═════ EXTRACTED RECORDS

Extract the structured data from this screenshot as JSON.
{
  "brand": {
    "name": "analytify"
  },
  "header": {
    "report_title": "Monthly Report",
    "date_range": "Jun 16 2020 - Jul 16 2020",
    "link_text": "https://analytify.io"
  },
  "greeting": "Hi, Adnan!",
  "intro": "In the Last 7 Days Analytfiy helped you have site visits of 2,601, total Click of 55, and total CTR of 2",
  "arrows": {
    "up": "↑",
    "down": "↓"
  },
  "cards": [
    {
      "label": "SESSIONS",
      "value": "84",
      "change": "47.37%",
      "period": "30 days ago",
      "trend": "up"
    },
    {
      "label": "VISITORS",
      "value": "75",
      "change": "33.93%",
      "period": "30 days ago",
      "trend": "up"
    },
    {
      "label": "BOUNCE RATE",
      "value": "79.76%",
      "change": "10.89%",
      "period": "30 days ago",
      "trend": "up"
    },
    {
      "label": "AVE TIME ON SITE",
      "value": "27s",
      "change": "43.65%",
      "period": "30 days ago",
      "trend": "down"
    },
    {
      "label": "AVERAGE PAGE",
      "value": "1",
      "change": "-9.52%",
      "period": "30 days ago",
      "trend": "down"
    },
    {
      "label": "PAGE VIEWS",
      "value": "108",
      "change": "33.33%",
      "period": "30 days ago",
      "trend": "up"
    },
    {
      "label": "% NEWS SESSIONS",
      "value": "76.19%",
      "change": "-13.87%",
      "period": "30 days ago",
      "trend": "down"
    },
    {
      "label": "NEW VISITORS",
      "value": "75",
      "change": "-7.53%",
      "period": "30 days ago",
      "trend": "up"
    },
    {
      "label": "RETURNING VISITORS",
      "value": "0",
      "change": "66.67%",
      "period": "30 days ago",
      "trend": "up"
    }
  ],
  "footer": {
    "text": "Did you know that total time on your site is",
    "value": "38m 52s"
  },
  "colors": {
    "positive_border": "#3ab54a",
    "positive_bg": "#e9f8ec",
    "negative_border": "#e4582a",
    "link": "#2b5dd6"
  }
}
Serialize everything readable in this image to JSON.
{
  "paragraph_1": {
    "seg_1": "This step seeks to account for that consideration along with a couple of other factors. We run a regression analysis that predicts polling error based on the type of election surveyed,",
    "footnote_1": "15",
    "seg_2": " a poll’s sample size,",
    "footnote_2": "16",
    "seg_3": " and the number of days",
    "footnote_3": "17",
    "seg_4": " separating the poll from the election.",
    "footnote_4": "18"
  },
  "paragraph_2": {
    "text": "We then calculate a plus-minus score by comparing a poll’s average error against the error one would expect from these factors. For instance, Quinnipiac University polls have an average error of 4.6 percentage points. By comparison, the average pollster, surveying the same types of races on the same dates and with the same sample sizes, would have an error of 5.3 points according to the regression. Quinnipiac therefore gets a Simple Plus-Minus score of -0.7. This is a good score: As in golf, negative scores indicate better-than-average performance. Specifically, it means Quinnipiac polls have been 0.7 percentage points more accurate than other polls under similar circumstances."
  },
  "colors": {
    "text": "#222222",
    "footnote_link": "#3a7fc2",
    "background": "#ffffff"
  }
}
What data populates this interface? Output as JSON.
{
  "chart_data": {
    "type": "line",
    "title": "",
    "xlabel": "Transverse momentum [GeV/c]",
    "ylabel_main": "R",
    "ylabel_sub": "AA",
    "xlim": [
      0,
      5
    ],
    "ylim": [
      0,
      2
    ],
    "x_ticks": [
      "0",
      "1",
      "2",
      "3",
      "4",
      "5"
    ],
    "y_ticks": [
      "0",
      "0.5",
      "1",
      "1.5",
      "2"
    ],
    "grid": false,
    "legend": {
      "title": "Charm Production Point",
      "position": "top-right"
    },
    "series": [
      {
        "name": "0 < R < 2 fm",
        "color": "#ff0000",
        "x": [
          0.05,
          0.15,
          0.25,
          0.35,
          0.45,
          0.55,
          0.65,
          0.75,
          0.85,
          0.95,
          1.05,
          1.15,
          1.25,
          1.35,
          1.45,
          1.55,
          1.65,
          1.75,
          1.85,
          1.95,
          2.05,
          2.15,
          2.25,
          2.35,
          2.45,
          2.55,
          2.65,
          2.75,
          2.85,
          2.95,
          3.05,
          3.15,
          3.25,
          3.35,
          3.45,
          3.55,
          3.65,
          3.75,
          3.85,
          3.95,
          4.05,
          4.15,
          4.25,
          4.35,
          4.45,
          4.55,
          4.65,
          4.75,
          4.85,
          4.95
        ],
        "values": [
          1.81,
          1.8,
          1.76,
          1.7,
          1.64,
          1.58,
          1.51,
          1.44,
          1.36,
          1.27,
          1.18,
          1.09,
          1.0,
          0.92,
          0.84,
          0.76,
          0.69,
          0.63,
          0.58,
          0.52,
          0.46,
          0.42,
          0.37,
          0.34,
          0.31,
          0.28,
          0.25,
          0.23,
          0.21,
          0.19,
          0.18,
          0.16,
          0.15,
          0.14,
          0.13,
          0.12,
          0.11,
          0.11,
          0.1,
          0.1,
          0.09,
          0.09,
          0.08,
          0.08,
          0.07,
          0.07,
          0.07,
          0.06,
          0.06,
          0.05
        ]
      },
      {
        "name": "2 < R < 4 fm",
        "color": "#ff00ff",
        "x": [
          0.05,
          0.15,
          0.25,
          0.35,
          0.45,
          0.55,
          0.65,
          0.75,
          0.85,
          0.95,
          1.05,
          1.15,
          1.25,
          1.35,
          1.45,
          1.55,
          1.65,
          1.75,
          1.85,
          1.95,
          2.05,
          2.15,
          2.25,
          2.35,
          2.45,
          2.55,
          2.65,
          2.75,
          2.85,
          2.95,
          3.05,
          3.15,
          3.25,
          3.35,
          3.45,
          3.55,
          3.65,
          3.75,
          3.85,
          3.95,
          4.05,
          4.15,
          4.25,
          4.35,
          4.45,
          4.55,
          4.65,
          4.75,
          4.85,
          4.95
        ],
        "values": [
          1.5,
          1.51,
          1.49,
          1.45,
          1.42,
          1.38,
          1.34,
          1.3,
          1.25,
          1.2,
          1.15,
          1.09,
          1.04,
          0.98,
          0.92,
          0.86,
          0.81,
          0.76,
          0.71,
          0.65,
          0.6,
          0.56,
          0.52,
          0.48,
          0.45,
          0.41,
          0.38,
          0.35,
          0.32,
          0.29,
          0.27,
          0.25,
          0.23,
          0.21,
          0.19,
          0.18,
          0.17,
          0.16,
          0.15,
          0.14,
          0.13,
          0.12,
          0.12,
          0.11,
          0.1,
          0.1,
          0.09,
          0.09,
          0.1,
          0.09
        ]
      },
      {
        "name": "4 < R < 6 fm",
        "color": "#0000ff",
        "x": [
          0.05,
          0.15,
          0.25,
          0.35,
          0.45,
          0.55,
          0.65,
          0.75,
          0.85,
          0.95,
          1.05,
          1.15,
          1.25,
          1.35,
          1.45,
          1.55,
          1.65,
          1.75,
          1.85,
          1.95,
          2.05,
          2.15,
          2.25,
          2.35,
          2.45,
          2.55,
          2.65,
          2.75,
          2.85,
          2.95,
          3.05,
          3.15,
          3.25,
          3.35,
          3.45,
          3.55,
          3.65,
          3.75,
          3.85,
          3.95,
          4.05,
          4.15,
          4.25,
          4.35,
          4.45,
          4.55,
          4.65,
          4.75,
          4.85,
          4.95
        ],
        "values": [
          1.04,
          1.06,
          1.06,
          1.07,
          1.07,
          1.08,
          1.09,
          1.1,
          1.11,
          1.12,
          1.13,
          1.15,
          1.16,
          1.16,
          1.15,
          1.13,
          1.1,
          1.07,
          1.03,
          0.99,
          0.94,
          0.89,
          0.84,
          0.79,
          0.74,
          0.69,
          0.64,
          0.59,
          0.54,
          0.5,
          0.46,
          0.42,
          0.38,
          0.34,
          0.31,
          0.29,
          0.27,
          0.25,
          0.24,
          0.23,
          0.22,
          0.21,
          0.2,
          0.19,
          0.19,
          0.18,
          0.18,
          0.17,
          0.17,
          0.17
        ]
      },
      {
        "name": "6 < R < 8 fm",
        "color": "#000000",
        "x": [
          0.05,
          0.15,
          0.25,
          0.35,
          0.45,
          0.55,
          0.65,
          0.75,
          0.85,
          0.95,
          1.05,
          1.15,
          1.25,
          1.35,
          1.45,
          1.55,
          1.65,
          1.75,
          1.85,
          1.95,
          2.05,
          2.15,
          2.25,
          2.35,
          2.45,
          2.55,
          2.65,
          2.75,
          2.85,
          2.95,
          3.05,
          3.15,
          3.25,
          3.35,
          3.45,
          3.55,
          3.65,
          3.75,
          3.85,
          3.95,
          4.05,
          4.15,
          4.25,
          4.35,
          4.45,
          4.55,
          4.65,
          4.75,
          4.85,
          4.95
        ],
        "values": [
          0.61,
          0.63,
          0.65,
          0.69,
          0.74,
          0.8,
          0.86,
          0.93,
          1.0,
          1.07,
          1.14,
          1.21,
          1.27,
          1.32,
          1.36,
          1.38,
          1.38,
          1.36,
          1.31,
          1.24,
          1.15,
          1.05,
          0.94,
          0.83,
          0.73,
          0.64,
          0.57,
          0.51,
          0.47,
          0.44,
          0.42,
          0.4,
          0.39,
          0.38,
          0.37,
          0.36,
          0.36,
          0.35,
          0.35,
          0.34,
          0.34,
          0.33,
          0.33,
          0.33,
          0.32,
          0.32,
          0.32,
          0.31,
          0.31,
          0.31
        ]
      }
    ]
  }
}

══════════

◆ WHAT YOU NEED TO DO ◆
Work through the records line by line and tally those holding "from". Reply with the number alone.

◆ COMPLETE ANSWER ◆
3